-- EXTRACTED RECORDS start --
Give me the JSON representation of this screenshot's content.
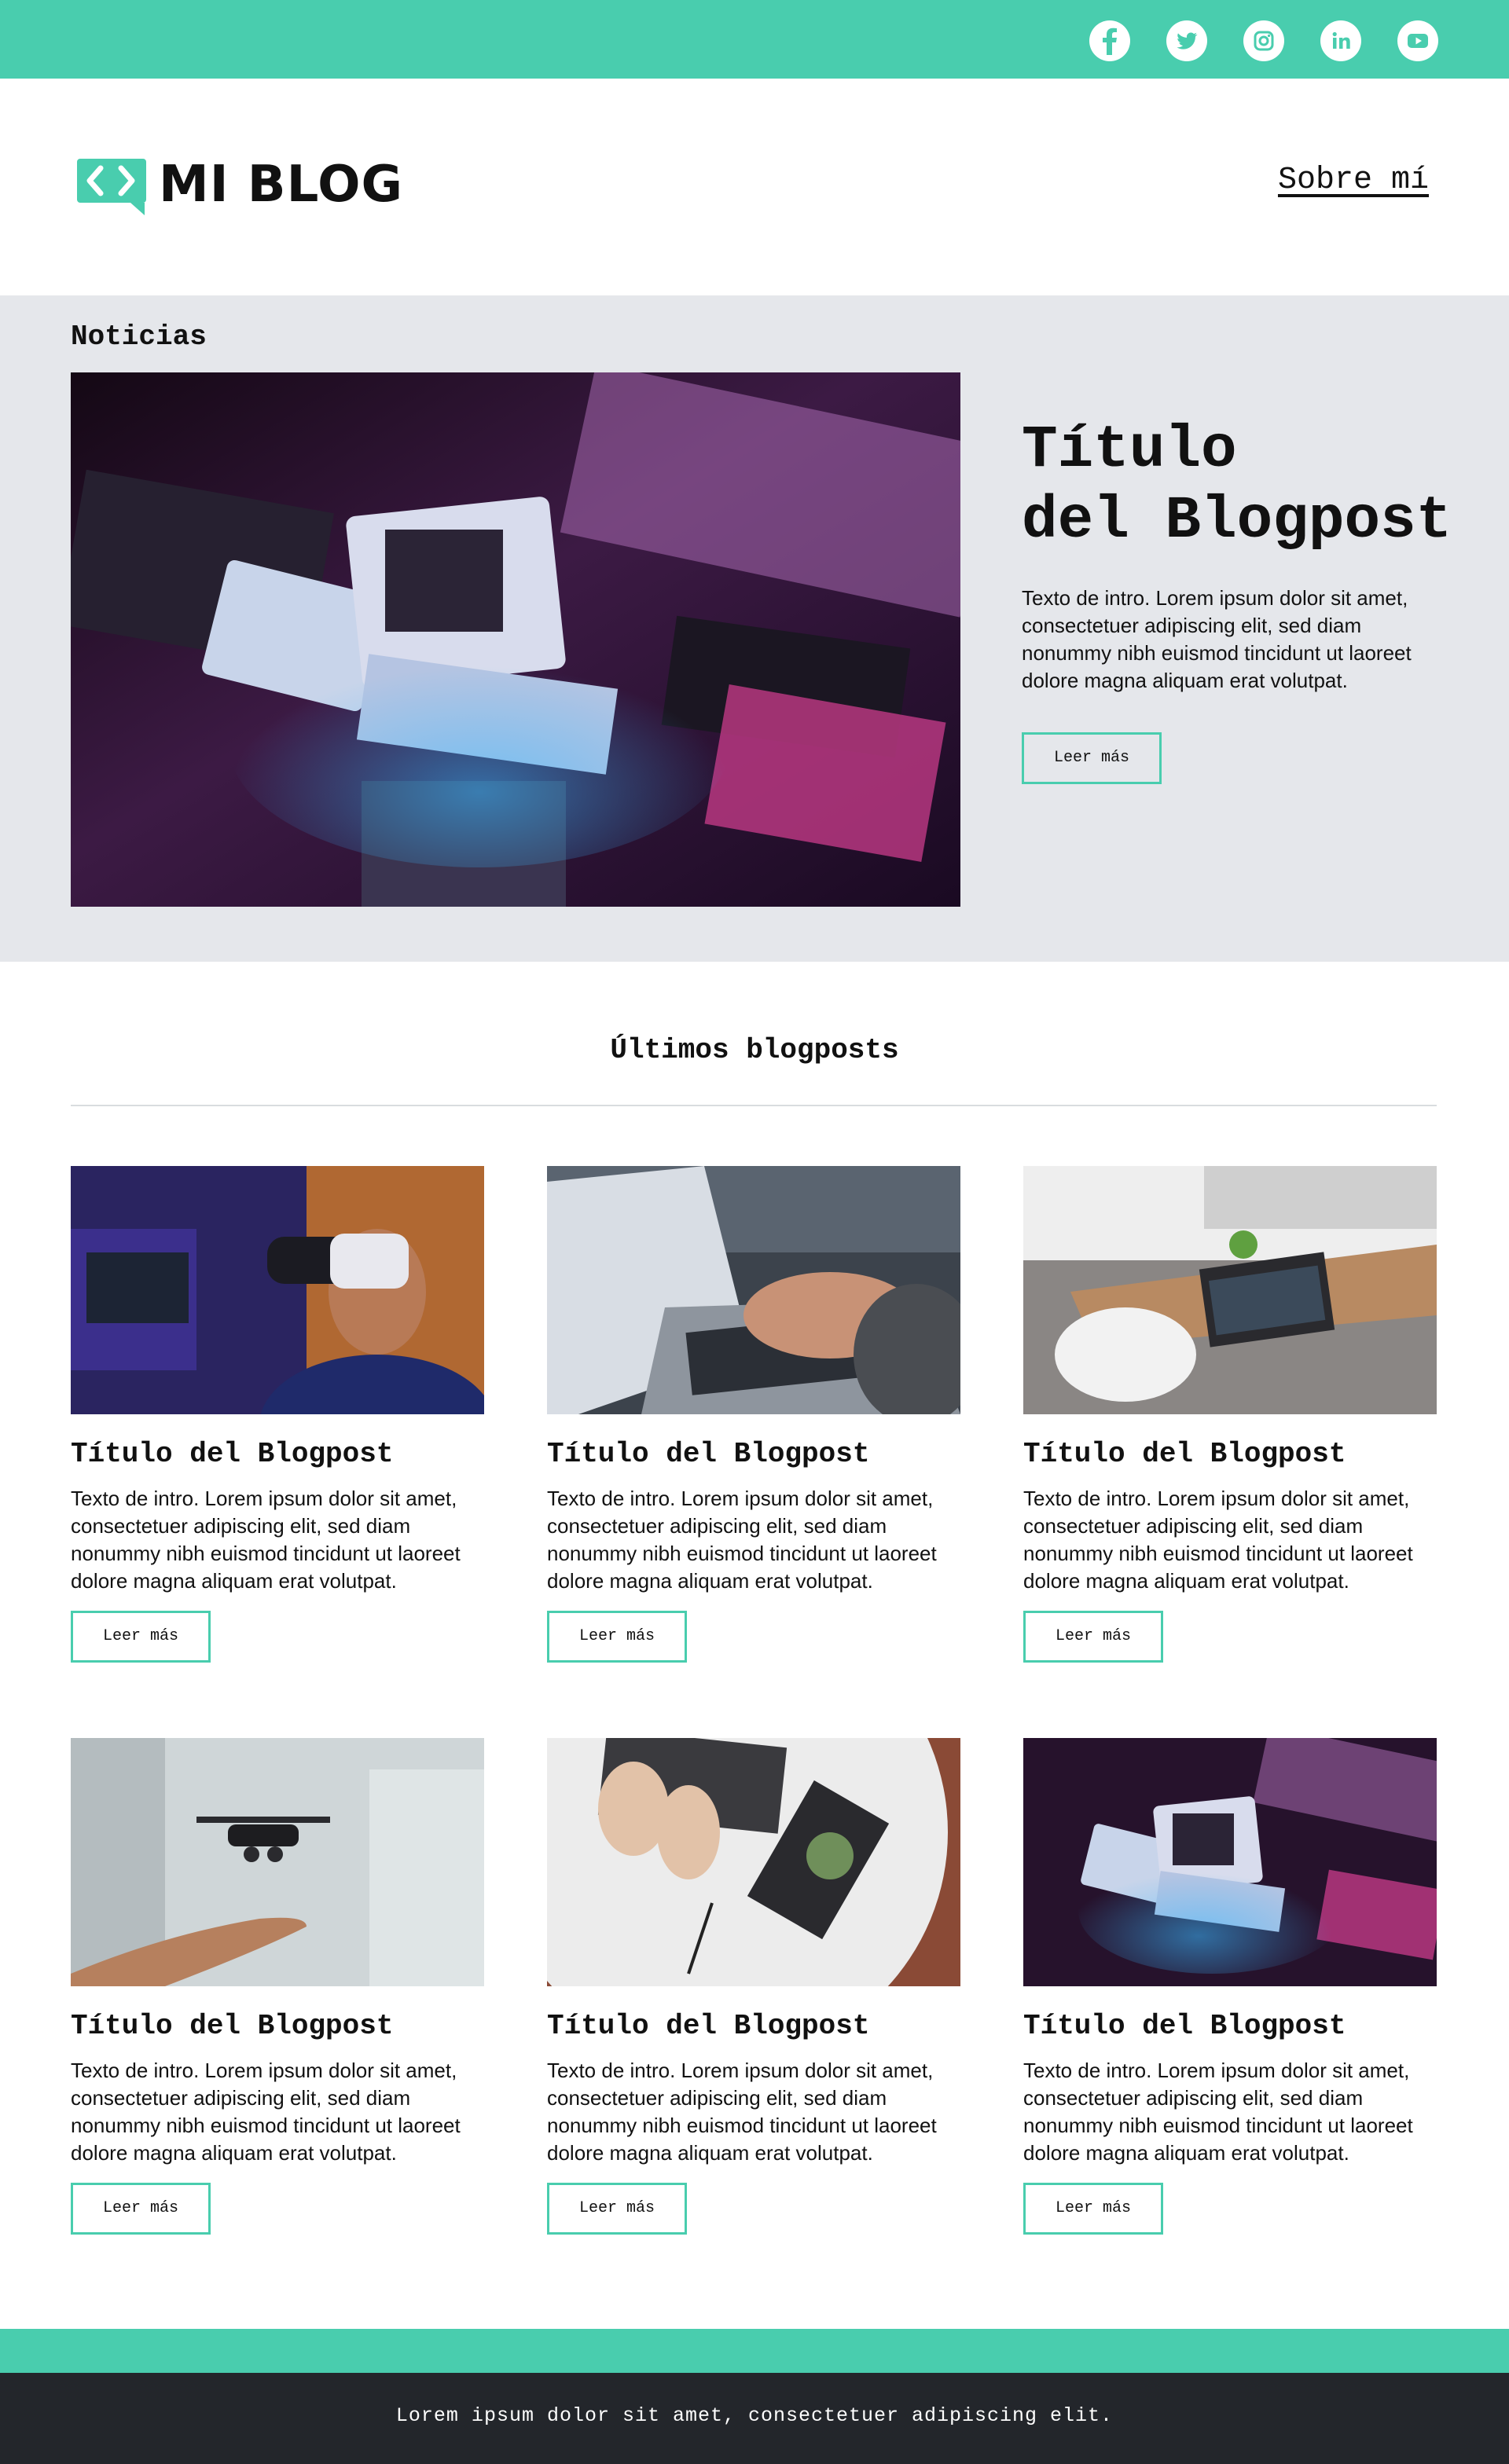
{
  "colors": {
    "accent": "#49cdae",
    "band": "#e5e7eb",
    "footer": "#23262b"
  },
  "social": [
    "facebook-icon",
    "twitter-icon",
    "instagram-icon",
    "linkedin-icon",
    "youtube-icon"
  ],
  "header": {
    "logo_text": "MI BLOG",
    "nav_about": "Sobre mí"
  },
  "featured": {
    "section_label": "Noticias",
    "title_line1": "Título",
    "title_line2": "del Blogpost",
    "intro": "Texto de intro. Lorem ipsum dolor sit amet, consectetuer adipiscing elit, sed diam nonummy nibh euismod tincidunt ut laoreet dolore magna aliquam erat volutpat.",
    "button": "Leer más"
  },
  "latest": {
    "heading": "Últimos blogposts",
    "posts": [
      {
        "title": "Título del Blogpost",
        "intro": "Texto de intro. Lorem ipsum dolor sit amet, consectetuer adipiscing elit, sed diam nonummy nibh euismod tincidunt ut laoreet dolore magna aliquam erat volutpat.",
        "button": "Leer más"
      },
      {
        "title": "Título del Blogpost",
        "intro": "Texto de intro. Lorem ipsum dolor sit amet, consectetuer adipiscing elit, sed diam nonummy nibh euismod tincidunt ut laoreet dolore magna aliquam erat volutpat.",
        "button": "Leer más"
      },
      {
        "title": "Título del Blogpost",
        "intro": "Texto de intro. Lorem ipsum dolor sit amet, consectetuer adipiscing elit, sed diam nonummy nibh euismod tincidunt ut laoreet dolore magna aliquam erat volutpat.",
        "button": "Leer más"
      },
      {
        "title": "Título del Blogpost",
        "intro": "Texto de intro. Lorem ipsum dolor sit amet, consectetuer adipiscing elit, sed diam nonummy nibh euismod tincidunt ut laoreet dolore magna aliquam erat volutpat.",
        "button": "Leer más"
      },
      {
        "title": "Título del Blogpost",
        "intro": "Texto de intro. Lorem ipsum dolor sit amet, consectetuer adipiscing elit, sed diam nonummy nibh euismod tincidunt ut laoreet dolore magna aliquam erat volutpat.",
        "button": "Leer más"
      },
      {
        "title": "Título del Blogpost",
        "intro": "Texto de intro. Lorem ipsum dolor sit amet, consectetuer adipiscing elit, sed diam nonummy nibh euismod tincidunt ut laoreet dolore magna aliquam erat volutpat.",
        "button": "Leer más"
      }
    ]
  },
  "footer": {
    "text": "Lorem ipsum dolor sit amet, consectetuer adipiscing elit."
  }
}
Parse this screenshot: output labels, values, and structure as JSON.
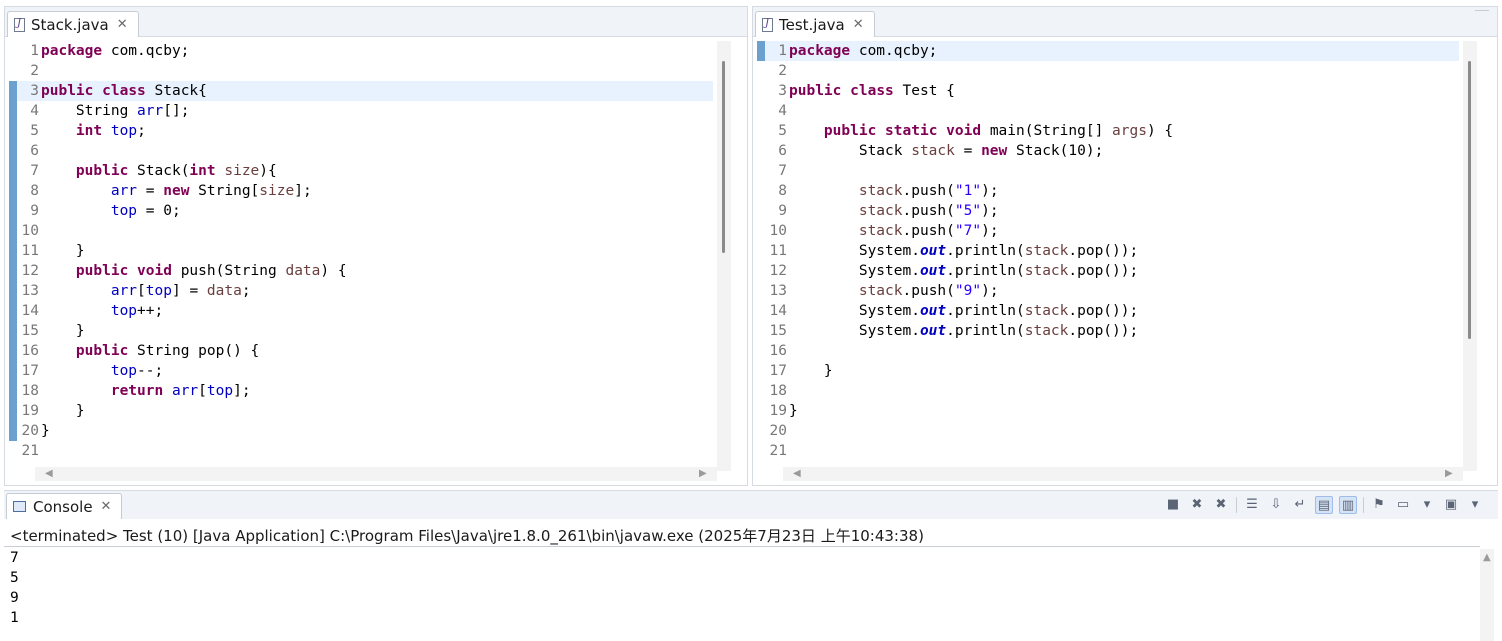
{
  "left_editor": {
    "tab_title": "Stack.java",
    "close_glyph": "✕",
    "current_line": 3,
    "marked_lines": [
      3,
      4,
      5,
      6,
      7,
      8,
      9,
      10,
      11,
      12,
      13,
      14,
      15,
      16,
      17,
      18,
      19,
      20
    ],
    "lines": [
      [
        [
          "kw",
          "package"
        ],
        [
          "t",
          " com.qcby;"
        ]
      ],
      [],
      [
        [
          "kw",
          "public"
        ],
        [
          "t",
          " "
        ],
        [
          "kw",
          "class"
        ],
        [
          "t",
          " Stack{"
        ]
      ],
      [
        [
          "t",
          "    String "
        ],
        [
          "fld",
          "arr"
        ],
        [
          "t",
          "[];"
        ]
      ],
      [
        [
          "t",
          "    "
        ],
        [
          "kw",
          "int"
        ],
        [
          "t",
          " "
        ],
        [
          "fld",
          "top"
        ],
        [
          "t",
          ";"
        ]
      ],
      [],
      [
        [
          "t",
          "    "
        ],
        [
          "kw",
          "public"
        ],
        [
          "t",
          " Stack("
        ],
        [
          "kw",
          "int"
        ],
        [
          "t",
          " "
        ],
        [
          "var",
          "size"
        ],
        [
          "t",
          "){"
        ]
      ],
      [
        [
          "t",
          "        "
        ],
        [
          "fld",
          "arr"
        ],
        [
          "t",
          " = "
        ],
        [
          "kw",
          "new"
        ],
        [
          "t",
          " String["
        ],
        [
          "var",
          "size"
        ],
        [
          "t",
          "];"
        ]
      ],
      [
        [
          "t",
          "        "
        ],
        [
          "fld",
          "top"
        ],
        [
          "t",
          " = 0;"
        ]
      ],
      [],
      [
        [
          "t",
          "    }"
        ]
      ],
      [
        [
          "t",
          "    "
        ],
        [
          "kw",
          "public"
        ],
        [
          "t",
          " "
        ],
        [
          "kw",
          "void"
        ],
        [
          "t",
          " push(String "
        ],
        [
          "var",
          "data"
        ],
        [
          "t",
          ") {"
        ]
      ],
      [
        [
          "t",
          "        "
        ],
        [
          "fld",
          "arr"
        ],
        [
          "t",
          "["
        ],
        [
          "fld",
          "top"
        ],
        [
          "t",
          "] = "
        ],
        [
          "var",
          "data"
        ],
        [
          "t",
          ";"
        ]
      ],
      [
        [
          "t",
          "        "
        ],
        [
          "fld",
          "top"
        ],
        [
          "t",
          "++;"
        ]
      ],
      [
        [
          "t",
          "    }"
        ]
      ],
      [
        [
          "t",
          "    "
        ],
        [
          "kw",
          "public"
        ],
        [
          "t",
          " String pop() {"
        ]
      ],
      [
        [
          "t",
          "        "
        ],
        [
          "fld",
          "top"
        ],
        [
          "t",
          "--;"
        ]
      ],
      [
        [
          "t",
          "        "
        ],
        [
          "kw",
          "return"
        ],
        [
          "t",
          " "
        ],
        [
          "fld",
          "arr"
        ],
        [
          "t",
          "["
        ],
        [
          "fld",
          "top"
        ],
        [
          "t",
          "];"
        ]
      ],
      [
        [
          "t",
          "    }"
        ]
      ],
      [
        [
          "t",
          "}"
        ]
      ],
      []
    ]
  },
  "right_editor": {
    "tab_title": "Test.java",
    "close_glyph": "✕",
    "current_line": 1,
    "marked_lines": [
      1
    ],
    "lines": [
      [
        [
          "kw",
          "package"
        ],
        [
          "t",
          " com.qcby;"
        ]
      ],
      [],
      [
        [
          "kw",
          "public"
        ],
        [
          "t",
          " "
        ],
        [
          "kw",
          "class"
        ],
        [
          "t",
          " Test {"
        ]
      ],
      [],
      [
        [
          "t",
          "    "
        ],
        [
          "kw",
          "public"
        ],
        [
          "t",
          " "
        ],
        [
          "kw",
          "static"
        ],
        [
          "t",
          " "
        ],
        [
          "kw",
          "void"
        ],
        [
          "t",
          " main(String[] "
        ],
        [
          "var",
          "args"
        ],
        [
          "t",
          ") {"
        ]
      ],
      [
        [
          "t",
          "        Stack "
        ],
        [
          "var",
          "stack"
        ],
        [
          "t",
          " = "
        ],
        [
          "kw",
          "new"
        ],
        [
          "t",
          " Stack(10);"
        ]
      ],
      [],
      [
        [
          "t",
          "        "
        ],
        [
          "var",
          "stack"
        ],
        [
          "t",
          ".push("
        ],
        [
          "str",
          "\"1\""
        ],
        [
          "t",
          ");"
        ]
      ],
      [
        [
          "t",
          "        "
        ],
        [
          "var",
          "stack"
        ],
        [
          "t",
          ".push("
        ],
        [
          "str",
          "\"5\""
        ],
        [
          "t",
          ");"
        ]
      ],
      [
        [
          "t",
          "        "
        ],
        [
          "var",
          "stack"
        ],
        [
          "t",
          ".push("
        ],
        [
          "str",
          "\"7\""
        ],
        [
          "t",
          ");"
        ]
      ],
      [
        [
          "t",
          "        System."
        ],
        [
          "sfld",
          "out"
        ],
        [
          "t",
          ".println("
        ],
        [
          "var",
          "stack"
        ],
        [
          "t",
          ".pop());"
        ]
      ],
      [
        [
          "t",
          "        System."
        ],
        [
          "sfld",
          "out"
        ],
        [
          "t",
          ".println("
        ],
        [
          "var",
          "stack"
        ],
        [
          "t",
          ".pop());"
        ]
      ],
      [
        [
          "t",
          "        "
        ],
        [
          "var",
          "stack"
        ],
        [
          "t",
          ".push("
        ],
        [
          "str",
          "\"9\""
        ],
        [
          "t",
          ");"
        ]
      ],
      [
        [
          "t",
          "        System."
        ],
        [
          "sfld",
          "out"
        ],
        [
          "t",
          ".println("
        ],
        [
          "var",
          "stack"
        ],
        [
          "t",
          ".pop());"
        ]
      ],
      [
        [
          "t",
          "        System."
        ],
        [
          "sfld",
          "out"
        ],
        [
          "t",
          ".println("
        ],
        [
          "var",
          "stack"
        ],
        [
          "t",
          ".pop());"
        ]
      ],
      [],
      [
        [
          "t",
          "    }"
        ]
      ],
      [],
      [
        [
          "t",
          "}"
        ]
      ],
      [],
      []
    ]
  },
  "console": {
    "tab_title": "Console",
    "close_glyph": "✕",
    "status": "<terminated> Test (10) [Java Application] C:\\Program Files\\Java\\jre1.8.0_261\\bin\\javaw.exe (2025年7月23日 上午10:43:38)",
    "output": [
      "7",
      "5",
      "9",
      "1"
    ],
    "toolbar": [
      {
        "name": "stop-icon",
        "glyph": "■"
      },
      {
        "name": "remove-launch-icon",
        "glyph": "✖"
      },
      {
        "name": "remove-all-terminated-icon",
        "glyph": "✖"
      },
      {
        "name": "sep"
      },
      {
        "name": "clear-console-icon",
        "glyph": "☰"
      },
      {
        "name": "scroll-lock-icon",
        "glyph": "⇩"
      },
      {
        "name": "word-wrap-icon",
        "glyph": "↵"
      },
      {
        "name": "show-on-stdout-icon",
        "glyph": "▤",
        "on": true
      },
      {
        "name": "show-on-stderr-icon",
        "glyph": "▥",
        "on": true
      },
      {
        "name": "sep"
      },
      {
        "name": "pin-console-icon",
        "glyph": "⚑"
      },
      {
        "name": "display-console-icon",
        "glyph": "▭"
      },
      {
        "name": "display-console-dropdown-icon",
        "glyph": "▾"
      },
      {
        "name": "open-console-icon",
        "glyph": "▣"
      },
      {
        "name": "open-console-dropdown-icon",
        "glyph": "▾"
      }
    ]
  }
}
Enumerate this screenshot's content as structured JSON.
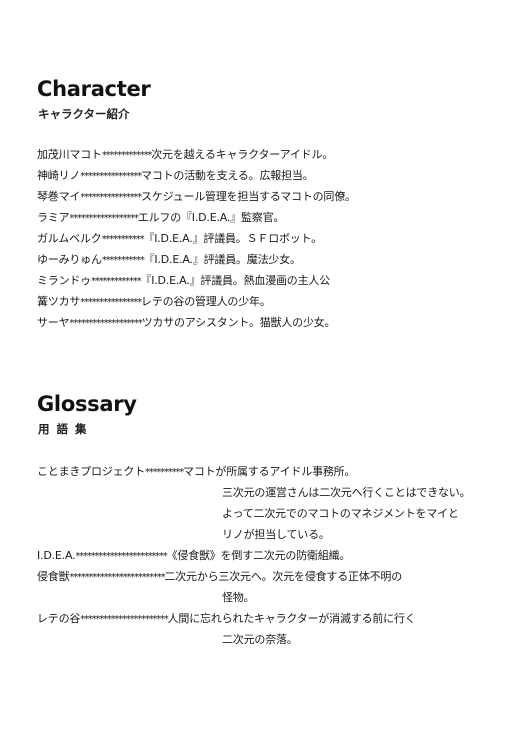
{
  "character": {
    "title": "Character",
    "subtitle": "キャラクター紹介",
    "entries": [
      {
        "name": "加茂川マコト",
        "stars": "*************",
        "desc": "次元を越えるキャラクターアイドル。"
      },
      {
        "name": "神崎リノ",
        "stars": "****************",
        "desc": "マコトの活動を支える。広報担当。"
      },
      {
        "name": "琴巻マイ",
        "stars": "****************",
        "desc": "スケジュール管理を担当するマコトの同僚。"
      },
      {
        "name": "ラミア",
        "stars": "******************",
        "desc": "エルフの『I.D.E.A.』監察官。"
      },
      {
        "name": "ガルムベルク",
        "stars": "***********",
        "desc": "『I.D.E.A.』評議員。ＳＦロボット。"
      },
      {
        "name": "ゆーみりゅん",
        "stars": "***********",
        "desc": "『I.D.E.A.』評議員。魔法少女。"
      },
      {
        "name": "ミランドゥ",
        "stars": "*************",
        "desc": "『I.D.E.A.』評議員。熱血漫画の主人公"
      },
      {
        "name": "篝ツカサ",
        "stars": "****************",
        "desc": "レテの谷の管理人の少年。"
      },
      {
        "name": "サーヤ",
        "stars": "*******************",
        "desc": "ツカサのアシスタント。猫獣人の少女。"
      }
    ]
  },
  "glossary": {
    "title": "Glossary",
    "subtitle": "用語集",
    "entries": [
      {
        "term": "ことまきプロジェクト",
        "stars": "**********",
        "lines": [
          "マコトが所属するアイドル事務所。",
          "三次元の運営さんは二次元へ行くことはできない。",
          "よって二次元でのマコトのマネジメントをマイと",
          "リノが担当している。"
        ]
      },
      {
        "term": "I.D.E.A.",
        "stars": "************************",
        "lines": [
          "《侵食獣》を倒す二次元の防衛組織。"
        ]
      },
      {
        "term": "侵食獣",
        "stars": "*************************",
        "lines": [
          "二次元から三次元へ。次元を侵食する正体不明の",
          "怪物。"
        ]
      },
      {
        "term": "レテの谷",
        "stars": "***********************",
        "lines": [
          "人間に忘れられたキャラクターが消滅する前に行く",
          "二次元の奈落。"
        ]
      }
    ]
  }
}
-- EXTRACTED RECORDS end --
§ EXERCISE OBJECTIVE
Write out every line of the entries that holds the word "open".

§ RESPONSE FOR THIS EXERCISE
        "name": "open-console-icon",
        "name": "open-console-dropdown-icon",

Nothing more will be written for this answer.